*Activity:* A faithful transcription of all the records is required.

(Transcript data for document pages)
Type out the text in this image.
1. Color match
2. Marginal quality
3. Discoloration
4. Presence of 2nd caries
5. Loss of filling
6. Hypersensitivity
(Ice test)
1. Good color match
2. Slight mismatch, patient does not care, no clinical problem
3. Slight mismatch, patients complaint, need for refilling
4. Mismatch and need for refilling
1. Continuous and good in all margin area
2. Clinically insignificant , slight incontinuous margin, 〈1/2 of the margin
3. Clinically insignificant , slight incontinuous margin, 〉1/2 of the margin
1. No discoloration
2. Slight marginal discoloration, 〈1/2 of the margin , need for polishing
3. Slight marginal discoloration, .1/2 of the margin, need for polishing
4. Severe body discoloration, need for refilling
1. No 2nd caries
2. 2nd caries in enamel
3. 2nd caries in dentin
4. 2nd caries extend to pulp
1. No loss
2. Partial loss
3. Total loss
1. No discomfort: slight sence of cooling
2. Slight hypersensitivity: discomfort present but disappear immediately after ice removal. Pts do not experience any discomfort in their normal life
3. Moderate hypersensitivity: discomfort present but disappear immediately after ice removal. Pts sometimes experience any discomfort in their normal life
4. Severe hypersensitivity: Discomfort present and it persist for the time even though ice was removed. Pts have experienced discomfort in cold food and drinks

*Answer box:*
Type out the text in this image.
1. Color match
2. Marginal quality
3. Discoloration
4. Presence of 2nd caries
5. Loss of filling
6. Hypersensitivity
(Ice test)
1. Good color match
2. Slight mismatch, patient does not care, no clinical problem
3. Slight mismatch, patients complaint, need for refilling
4. Mismatch and need for refilling
1. Continuous and good in all margin area
2. Clinically insignificant , slight incontinuous margin, 〈1/2 of the margin
3. Clinically insignificant , slight incontinuous margin, 〉1/2 of the margin
1. No discoloration
2. Slight marginal discoloration, 〈1/2 of the margin , need for polishing
3. Slight marginal discoloration, .1/2 of the margin, need for polishing
4. Severe body discoloration, need for refilling
1. No 2nd caries
2. 2nd caries in enamel
3. 2nd caries in dentin
4. 2nd caries extend to pulp
1. No loss
2. Partial loss
3. Total loss
1. No discomfort: slight sence of cooling
2. Slight hypersensitivity: discomfort present but disappear immediately after ice removal. Pts do not experience any discomfort in their normal life
3. Moderate hypersensitivity: discomfort present but disappear immediately after ice removal. Pts sometimes experience any discomfort in their normal life
4. Severe hypersensitivity: Discomfort present and it persist for the time even though ice was removed. Pts have experienced discomfort in cold food and drinks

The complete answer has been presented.